→ What is needed
Give nothing except the number of lines containing the word "mañana".

→ Dataset extract

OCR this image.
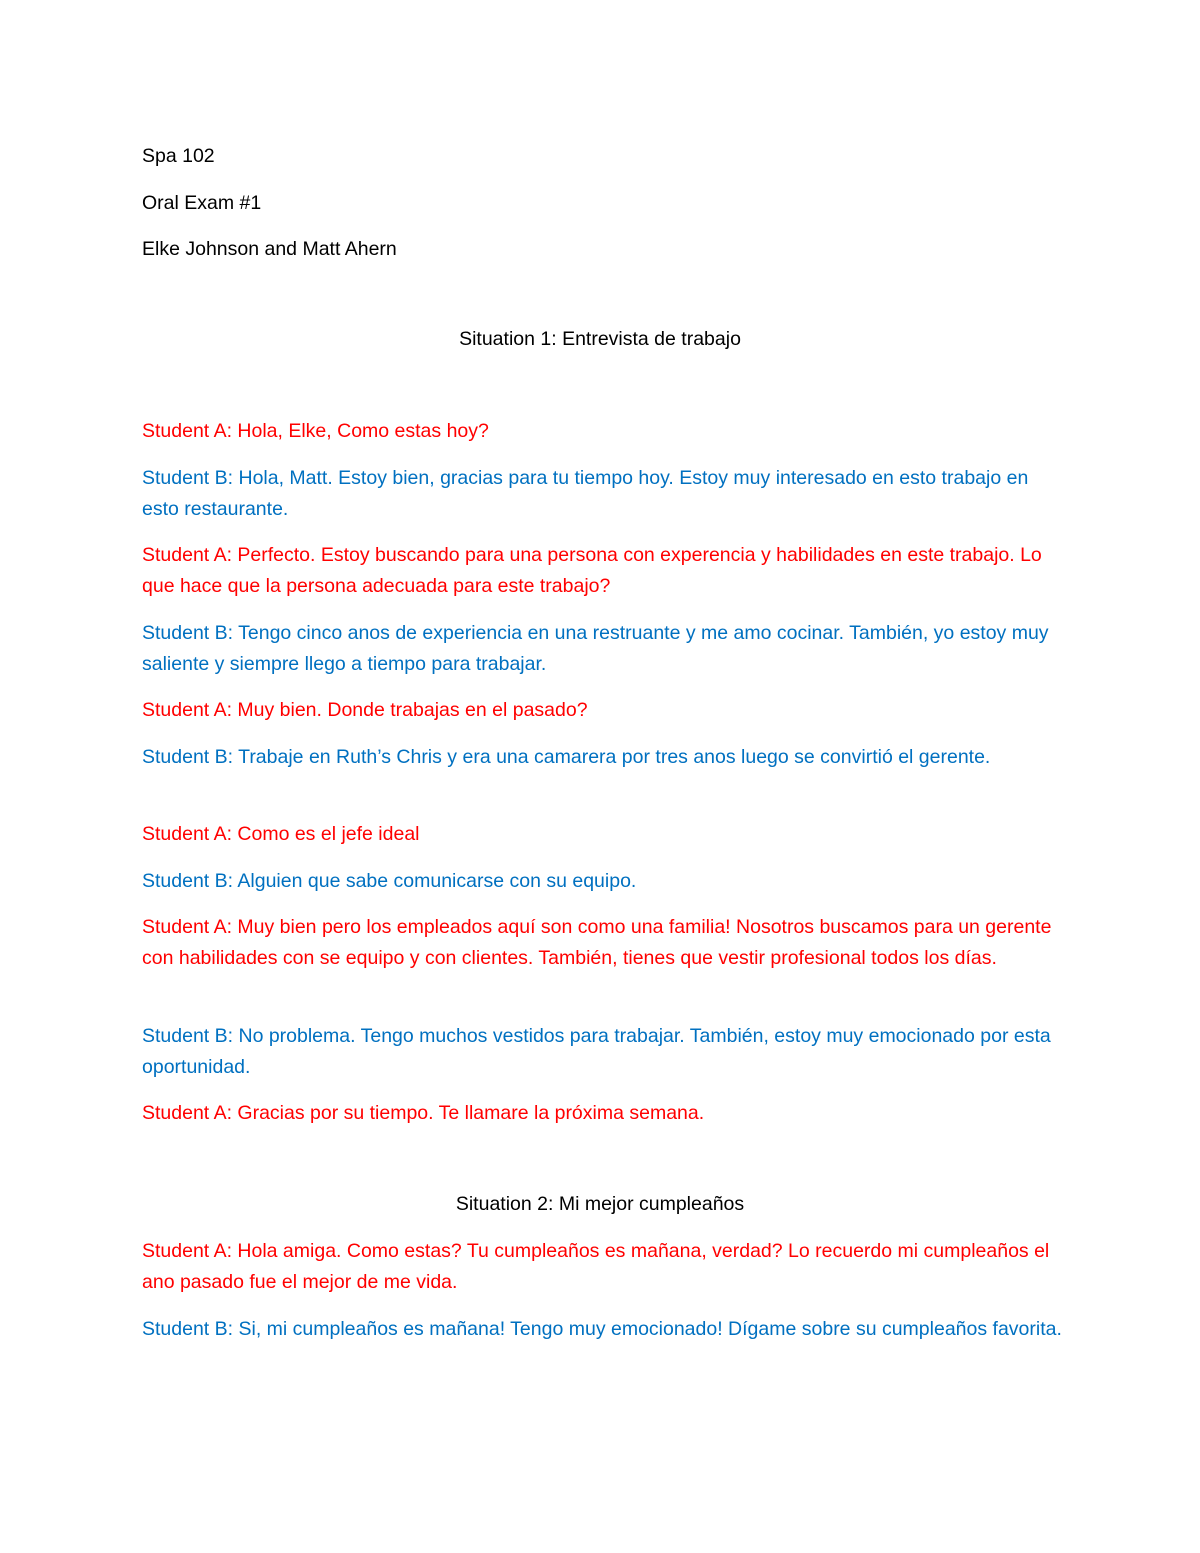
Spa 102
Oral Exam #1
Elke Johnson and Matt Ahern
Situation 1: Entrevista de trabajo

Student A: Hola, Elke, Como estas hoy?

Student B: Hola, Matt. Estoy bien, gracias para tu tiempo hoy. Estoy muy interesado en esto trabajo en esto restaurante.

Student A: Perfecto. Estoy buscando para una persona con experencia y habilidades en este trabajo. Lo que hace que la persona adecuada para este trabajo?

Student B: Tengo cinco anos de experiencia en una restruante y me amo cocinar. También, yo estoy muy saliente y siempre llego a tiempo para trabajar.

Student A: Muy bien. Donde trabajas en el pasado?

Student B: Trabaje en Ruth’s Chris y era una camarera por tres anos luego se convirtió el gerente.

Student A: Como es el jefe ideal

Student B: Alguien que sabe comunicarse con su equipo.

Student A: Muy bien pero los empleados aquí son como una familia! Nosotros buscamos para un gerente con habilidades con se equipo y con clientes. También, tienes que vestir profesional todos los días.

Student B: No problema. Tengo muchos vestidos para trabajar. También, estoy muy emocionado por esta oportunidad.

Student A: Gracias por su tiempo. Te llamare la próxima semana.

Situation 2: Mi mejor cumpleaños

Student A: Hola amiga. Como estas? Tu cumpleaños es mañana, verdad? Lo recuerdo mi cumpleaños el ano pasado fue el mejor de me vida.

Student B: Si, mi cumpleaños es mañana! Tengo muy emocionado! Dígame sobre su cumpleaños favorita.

...

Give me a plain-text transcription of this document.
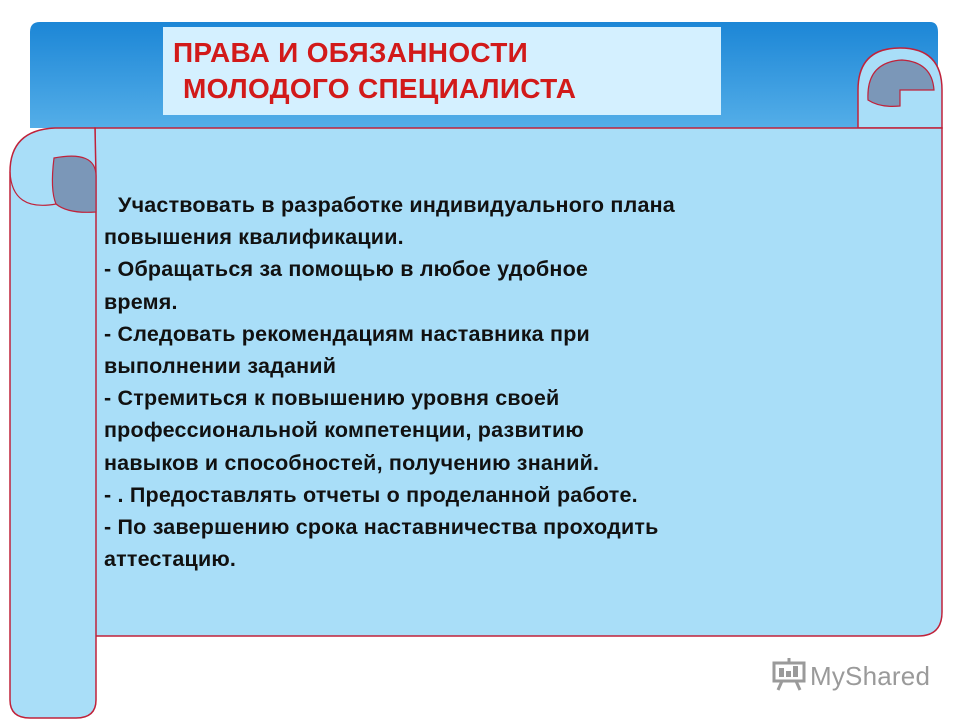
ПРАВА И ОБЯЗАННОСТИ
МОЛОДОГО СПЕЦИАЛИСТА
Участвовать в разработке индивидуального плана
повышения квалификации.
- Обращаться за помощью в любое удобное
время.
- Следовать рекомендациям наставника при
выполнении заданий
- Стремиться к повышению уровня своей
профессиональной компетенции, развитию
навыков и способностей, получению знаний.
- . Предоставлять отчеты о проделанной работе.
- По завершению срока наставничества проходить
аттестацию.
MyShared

...

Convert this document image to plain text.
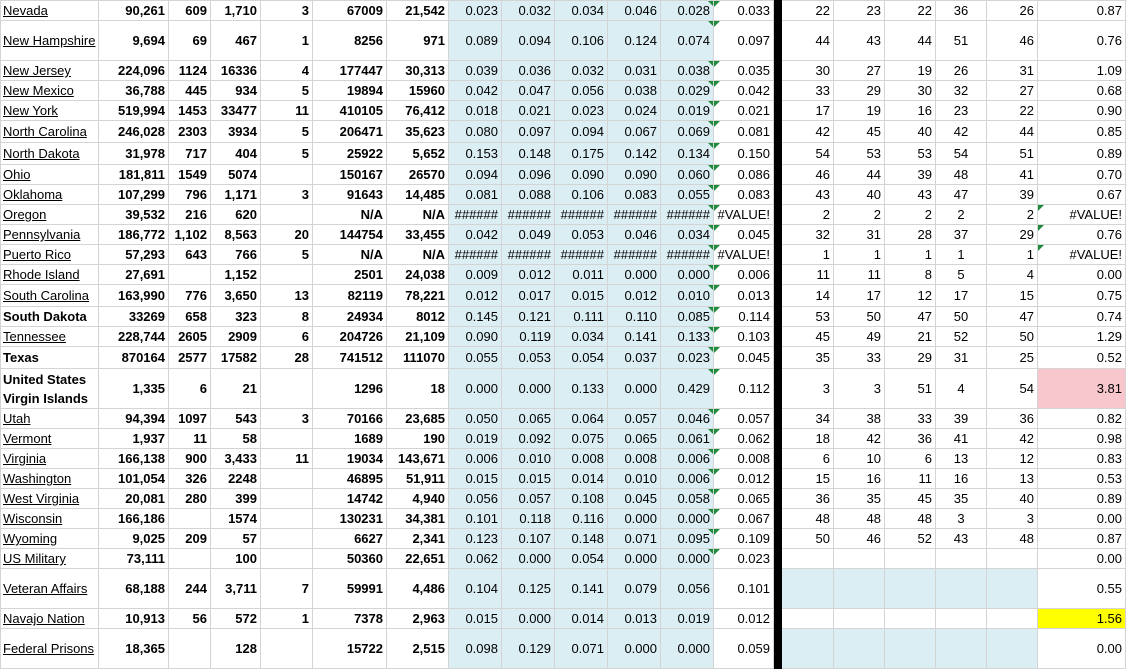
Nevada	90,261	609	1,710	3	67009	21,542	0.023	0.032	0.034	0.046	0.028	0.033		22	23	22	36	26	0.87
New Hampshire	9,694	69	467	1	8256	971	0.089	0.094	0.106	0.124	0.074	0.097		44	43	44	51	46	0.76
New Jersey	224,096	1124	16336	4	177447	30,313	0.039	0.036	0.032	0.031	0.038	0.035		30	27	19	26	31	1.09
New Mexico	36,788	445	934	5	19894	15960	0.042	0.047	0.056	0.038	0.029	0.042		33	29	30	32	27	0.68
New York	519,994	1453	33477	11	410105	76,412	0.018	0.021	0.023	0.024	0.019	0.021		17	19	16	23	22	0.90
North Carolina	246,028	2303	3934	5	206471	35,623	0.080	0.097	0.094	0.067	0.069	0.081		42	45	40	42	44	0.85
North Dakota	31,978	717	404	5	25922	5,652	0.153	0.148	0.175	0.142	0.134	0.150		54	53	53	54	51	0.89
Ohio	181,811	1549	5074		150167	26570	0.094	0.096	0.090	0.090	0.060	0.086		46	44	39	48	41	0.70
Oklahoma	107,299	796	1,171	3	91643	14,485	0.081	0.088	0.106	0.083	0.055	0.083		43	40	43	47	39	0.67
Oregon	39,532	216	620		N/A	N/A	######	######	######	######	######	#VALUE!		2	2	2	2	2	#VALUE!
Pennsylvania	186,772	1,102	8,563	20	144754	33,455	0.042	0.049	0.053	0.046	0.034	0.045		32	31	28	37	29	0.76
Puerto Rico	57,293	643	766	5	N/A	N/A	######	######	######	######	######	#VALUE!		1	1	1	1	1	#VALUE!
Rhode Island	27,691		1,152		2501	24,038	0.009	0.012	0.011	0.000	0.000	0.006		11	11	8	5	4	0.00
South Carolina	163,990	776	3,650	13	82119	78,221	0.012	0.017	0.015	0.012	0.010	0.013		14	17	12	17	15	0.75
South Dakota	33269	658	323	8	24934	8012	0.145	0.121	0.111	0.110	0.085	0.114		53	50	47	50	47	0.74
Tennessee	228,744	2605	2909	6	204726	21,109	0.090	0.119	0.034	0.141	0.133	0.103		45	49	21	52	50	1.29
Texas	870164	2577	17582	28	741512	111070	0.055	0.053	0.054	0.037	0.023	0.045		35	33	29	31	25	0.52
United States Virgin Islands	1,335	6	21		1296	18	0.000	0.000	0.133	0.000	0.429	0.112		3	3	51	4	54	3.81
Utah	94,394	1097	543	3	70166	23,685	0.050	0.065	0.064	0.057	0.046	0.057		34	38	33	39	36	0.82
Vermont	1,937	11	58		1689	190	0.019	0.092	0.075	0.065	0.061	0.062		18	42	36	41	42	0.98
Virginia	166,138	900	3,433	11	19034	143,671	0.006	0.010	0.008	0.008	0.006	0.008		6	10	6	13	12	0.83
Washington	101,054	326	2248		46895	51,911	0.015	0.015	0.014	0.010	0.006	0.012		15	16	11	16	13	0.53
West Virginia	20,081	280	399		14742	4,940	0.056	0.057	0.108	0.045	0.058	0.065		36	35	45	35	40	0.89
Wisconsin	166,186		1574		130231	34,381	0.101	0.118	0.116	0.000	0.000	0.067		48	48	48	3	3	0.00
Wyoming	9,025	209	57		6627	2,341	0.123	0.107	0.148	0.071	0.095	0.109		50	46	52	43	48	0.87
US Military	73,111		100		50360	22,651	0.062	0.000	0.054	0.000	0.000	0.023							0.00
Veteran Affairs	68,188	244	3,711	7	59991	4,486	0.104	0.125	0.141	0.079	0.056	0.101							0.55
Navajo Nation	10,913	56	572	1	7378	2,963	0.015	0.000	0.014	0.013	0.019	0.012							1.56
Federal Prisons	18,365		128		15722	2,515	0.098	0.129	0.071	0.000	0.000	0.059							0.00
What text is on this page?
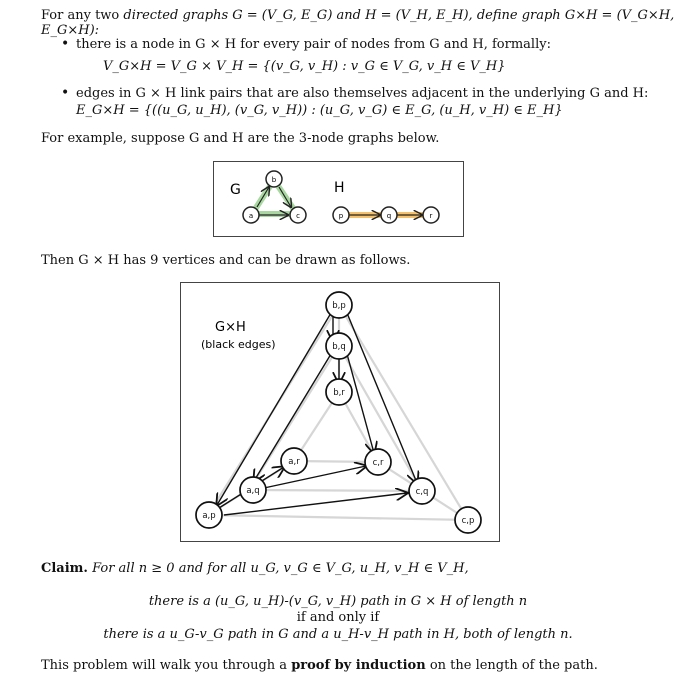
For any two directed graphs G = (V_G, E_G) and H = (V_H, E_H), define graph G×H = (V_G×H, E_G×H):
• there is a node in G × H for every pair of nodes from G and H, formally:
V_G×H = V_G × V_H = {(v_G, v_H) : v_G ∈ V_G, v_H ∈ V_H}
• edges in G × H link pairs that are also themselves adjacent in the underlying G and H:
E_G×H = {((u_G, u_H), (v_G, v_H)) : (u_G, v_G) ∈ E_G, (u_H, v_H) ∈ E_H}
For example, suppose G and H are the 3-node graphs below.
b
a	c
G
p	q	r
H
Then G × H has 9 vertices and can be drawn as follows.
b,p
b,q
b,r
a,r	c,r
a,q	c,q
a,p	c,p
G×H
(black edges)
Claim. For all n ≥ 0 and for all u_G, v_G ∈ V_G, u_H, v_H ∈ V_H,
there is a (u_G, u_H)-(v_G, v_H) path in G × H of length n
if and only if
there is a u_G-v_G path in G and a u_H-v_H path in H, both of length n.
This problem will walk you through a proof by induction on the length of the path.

→ Worked answer
2